Aim of the task: Using the records provided below, locate and copy each line that contains the word "kind".

Dataset entries:
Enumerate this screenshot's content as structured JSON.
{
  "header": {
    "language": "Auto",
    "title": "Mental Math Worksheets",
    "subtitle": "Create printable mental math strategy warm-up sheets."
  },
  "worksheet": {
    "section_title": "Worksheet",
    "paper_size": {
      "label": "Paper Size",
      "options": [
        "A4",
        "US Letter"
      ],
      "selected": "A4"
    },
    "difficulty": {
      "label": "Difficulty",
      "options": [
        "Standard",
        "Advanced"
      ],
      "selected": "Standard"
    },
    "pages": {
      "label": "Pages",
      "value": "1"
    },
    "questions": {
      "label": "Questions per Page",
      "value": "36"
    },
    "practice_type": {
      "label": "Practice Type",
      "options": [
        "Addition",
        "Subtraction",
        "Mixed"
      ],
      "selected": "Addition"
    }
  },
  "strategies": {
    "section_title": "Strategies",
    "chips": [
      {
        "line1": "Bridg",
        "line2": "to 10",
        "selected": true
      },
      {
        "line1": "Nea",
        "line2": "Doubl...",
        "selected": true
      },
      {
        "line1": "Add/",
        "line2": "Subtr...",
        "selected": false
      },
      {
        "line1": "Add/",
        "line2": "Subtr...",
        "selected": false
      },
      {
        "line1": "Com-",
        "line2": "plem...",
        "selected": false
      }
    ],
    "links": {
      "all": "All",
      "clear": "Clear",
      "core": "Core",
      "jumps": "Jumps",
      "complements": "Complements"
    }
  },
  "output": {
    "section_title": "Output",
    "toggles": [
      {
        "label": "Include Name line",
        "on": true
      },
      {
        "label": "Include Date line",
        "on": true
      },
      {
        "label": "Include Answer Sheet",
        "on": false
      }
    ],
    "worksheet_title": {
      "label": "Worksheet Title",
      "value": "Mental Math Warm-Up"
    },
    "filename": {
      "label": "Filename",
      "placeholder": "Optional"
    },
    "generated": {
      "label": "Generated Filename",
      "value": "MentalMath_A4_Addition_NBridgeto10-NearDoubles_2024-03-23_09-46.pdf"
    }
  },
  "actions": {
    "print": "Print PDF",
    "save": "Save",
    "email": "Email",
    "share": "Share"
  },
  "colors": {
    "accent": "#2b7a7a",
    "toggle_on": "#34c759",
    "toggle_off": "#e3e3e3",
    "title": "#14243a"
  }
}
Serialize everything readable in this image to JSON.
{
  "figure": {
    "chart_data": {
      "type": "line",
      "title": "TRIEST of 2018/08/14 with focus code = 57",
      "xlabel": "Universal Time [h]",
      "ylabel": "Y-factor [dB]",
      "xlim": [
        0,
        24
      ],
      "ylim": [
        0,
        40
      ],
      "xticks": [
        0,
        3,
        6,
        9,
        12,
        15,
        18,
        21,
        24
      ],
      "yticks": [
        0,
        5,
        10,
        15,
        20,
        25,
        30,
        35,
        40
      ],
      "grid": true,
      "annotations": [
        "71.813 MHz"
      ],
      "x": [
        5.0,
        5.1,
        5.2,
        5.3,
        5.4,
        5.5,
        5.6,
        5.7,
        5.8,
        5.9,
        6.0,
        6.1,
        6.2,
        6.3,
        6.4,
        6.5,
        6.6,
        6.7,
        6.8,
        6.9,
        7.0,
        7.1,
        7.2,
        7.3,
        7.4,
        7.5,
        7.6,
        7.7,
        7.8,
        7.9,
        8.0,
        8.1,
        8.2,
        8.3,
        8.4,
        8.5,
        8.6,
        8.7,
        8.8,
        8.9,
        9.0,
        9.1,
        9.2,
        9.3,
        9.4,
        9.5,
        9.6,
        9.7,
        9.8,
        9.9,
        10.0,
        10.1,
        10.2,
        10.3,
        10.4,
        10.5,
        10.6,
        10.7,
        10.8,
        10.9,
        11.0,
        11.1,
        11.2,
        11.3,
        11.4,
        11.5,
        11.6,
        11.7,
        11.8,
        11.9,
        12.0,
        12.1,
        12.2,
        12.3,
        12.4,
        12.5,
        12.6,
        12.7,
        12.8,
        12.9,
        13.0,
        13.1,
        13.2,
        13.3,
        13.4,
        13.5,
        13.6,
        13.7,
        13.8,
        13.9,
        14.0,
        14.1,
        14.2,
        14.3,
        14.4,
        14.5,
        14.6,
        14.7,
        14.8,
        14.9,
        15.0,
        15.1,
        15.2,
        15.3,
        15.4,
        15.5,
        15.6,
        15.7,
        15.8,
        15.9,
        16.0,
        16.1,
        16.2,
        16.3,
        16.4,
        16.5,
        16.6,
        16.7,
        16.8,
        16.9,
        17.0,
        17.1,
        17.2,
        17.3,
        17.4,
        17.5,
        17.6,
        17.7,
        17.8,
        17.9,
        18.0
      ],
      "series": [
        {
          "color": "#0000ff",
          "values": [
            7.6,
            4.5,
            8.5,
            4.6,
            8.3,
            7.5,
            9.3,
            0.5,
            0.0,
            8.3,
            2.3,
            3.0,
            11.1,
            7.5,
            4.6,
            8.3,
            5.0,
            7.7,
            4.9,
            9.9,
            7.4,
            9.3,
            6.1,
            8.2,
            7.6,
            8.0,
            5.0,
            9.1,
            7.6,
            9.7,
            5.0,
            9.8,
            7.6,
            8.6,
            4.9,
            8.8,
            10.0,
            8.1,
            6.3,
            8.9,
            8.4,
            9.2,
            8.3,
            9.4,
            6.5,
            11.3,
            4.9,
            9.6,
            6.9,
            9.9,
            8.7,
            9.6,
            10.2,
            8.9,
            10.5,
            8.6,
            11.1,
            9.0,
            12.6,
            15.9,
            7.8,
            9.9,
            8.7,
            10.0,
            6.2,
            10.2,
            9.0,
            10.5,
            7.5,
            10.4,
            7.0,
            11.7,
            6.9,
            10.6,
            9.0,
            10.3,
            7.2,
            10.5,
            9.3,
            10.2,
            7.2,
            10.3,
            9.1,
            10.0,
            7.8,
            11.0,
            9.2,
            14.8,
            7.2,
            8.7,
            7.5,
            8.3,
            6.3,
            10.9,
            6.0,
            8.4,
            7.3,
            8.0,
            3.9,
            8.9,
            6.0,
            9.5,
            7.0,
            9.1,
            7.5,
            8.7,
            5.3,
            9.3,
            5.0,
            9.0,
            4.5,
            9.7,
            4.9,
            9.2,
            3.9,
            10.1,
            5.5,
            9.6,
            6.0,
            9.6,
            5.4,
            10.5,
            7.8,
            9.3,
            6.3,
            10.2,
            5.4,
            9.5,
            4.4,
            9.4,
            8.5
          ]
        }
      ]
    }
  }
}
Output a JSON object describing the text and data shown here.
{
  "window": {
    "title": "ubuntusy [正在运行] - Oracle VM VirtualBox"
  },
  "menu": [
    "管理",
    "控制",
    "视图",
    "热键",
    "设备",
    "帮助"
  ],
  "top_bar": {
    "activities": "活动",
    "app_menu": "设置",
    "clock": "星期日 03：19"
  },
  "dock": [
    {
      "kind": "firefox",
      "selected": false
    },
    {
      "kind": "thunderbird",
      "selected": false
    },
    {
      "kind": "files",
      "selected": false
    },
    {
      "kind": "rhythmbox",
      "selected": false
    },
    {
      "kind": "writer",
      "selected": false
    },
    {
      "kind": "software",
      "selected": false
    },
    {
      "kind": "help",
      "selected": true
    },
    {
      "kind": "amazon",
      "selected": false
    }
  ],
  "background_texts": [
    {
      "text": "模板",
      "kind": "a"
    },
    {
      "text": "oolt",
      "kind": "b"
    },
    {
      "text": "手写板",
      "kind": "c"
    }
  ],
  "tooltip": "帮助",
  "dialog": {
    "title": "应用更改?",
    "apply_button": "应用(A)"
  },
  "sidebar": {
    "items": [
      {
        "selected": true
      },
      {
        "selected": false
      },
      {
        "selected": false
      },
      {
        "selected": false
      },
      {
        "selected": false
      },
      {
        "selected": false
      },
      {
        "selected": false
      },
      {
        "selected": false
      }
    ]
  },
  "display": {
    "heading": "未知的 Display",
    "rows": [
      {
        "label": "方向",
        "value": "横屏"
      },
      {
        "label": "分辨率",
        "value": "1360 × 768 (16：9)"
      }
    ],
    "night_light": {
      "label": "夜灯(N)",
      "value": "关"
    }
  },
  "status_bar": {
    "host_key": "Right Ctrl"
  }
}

Exercise result:
      "kind": "firefox",
      "kind": "thunderbird",
      "kind": "files",
      "kind": "rhythmbox",
      "kind": "writer",
      "kind": "software",
      "kind": "help",
      "kind": "amazon",
      "kind": "a"
      "kind": "b"
      "kind": "c"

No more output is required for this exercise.